(Task data):
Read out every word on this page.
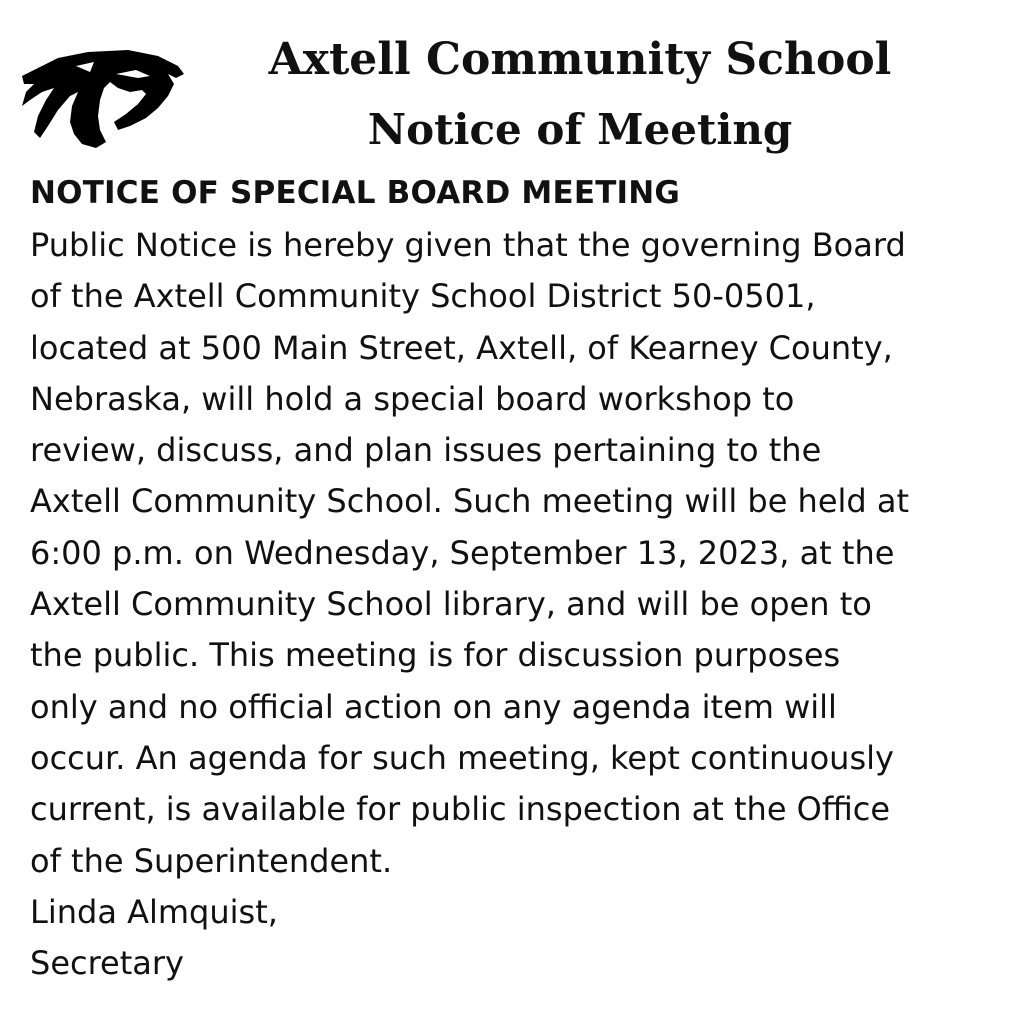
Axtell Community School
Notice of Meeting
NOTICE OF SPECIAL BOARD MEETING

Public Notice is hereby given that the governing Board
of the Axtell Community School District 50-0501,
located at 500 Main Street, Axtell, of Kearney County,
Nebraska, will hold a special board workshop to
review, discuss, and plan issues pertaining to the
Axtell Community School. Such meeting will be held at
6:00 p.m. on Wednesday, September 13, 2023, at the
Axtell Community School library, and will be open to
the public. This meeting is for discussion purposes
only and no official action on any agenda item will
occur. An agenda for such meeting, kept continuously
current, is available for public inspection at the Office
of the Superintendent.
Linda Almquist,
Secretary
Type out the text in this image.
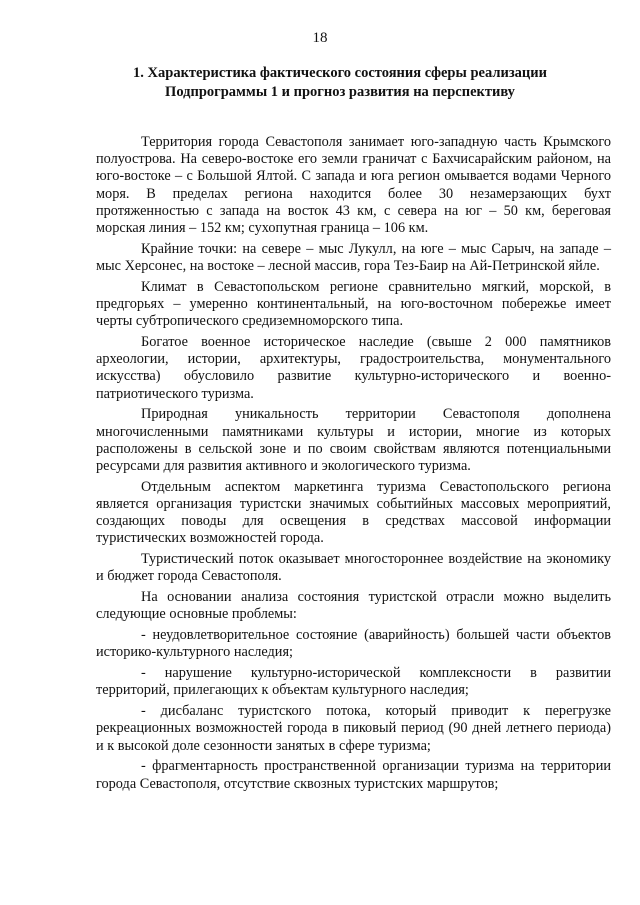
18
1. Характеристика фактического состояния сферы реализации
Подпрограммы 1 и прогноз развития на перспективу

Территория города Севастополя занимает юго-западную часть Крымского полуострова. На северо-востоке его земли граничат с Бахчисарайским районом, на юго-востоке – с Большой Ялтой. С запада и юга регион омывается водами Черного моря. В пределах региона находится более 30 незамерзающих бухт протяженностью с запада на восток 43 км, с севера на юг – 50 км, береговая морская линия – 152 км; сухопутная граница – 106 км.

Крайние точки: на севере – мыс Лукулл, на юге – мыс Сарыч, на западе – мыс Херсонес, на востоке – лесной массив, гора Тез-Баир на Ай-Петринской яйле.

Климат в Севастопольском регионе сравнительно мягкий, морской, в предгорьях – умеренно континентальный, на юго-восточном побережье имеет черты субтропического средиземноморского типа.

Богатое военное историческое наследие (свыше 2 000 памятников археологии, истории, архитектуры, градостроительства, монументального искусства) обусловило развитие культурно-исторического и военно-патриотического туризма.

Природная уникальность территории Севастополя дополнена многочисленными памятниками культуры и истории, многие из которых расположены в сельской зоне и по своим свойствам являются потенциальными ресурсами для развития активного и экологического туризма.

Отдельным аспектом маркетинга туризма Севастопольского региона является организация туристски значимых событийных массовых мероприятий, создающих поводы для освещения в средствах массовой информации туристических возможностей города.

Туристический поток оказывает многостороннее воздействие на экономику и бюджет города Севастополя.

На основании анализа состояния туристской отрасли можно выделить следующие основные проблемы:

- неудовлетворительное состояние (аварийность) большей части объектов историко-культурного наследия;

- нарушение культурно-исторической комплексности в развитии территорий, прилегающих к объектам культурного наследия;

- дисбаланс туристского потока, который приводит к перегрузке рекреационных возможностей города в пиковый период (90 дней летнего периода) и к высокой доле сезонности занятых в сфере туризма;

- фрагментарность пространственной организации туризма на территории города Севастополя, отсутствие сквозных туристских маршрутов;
--
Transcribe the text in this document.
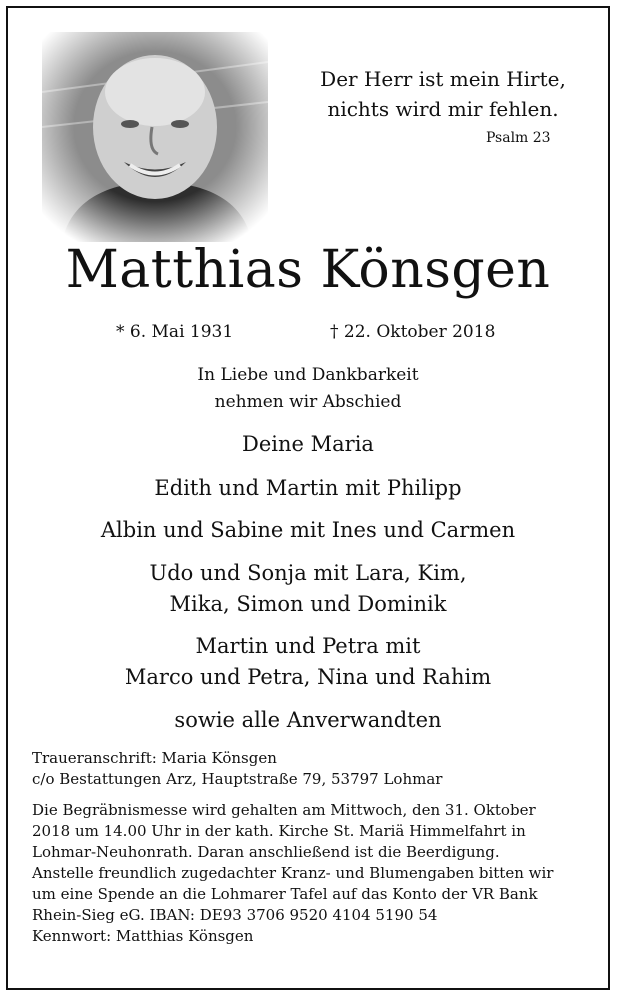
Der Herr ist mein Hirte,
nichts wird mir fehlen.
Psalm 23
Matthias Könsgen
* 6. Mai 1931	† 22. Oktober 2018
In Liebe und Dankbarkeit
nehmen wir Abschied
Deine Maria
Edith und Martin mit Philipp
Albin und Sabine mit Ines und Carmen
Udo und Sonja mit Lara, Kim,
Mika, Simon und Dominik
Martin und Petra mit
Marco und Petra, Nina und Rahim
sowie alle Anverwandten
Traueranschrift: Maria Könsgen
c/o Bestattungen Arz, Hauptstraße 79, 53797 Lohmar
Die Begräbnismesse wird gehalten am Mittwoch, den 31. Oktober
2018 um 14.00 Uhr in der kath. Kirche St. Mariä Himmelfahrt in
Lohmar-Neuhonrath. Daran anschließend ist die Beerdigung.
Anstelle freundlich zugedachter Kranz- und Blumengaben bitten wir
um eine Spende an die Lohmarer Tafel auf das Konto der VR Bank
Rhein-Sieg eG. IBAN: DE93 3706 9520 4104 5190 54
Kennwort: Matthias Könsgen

(Task goal): Copy out each line that contains the word "Könsgen".

(Reply to the exercise):
Matthias Könsgen
Traueranschrift: Maria Könsgen
Kennwort: Matthias Könsgen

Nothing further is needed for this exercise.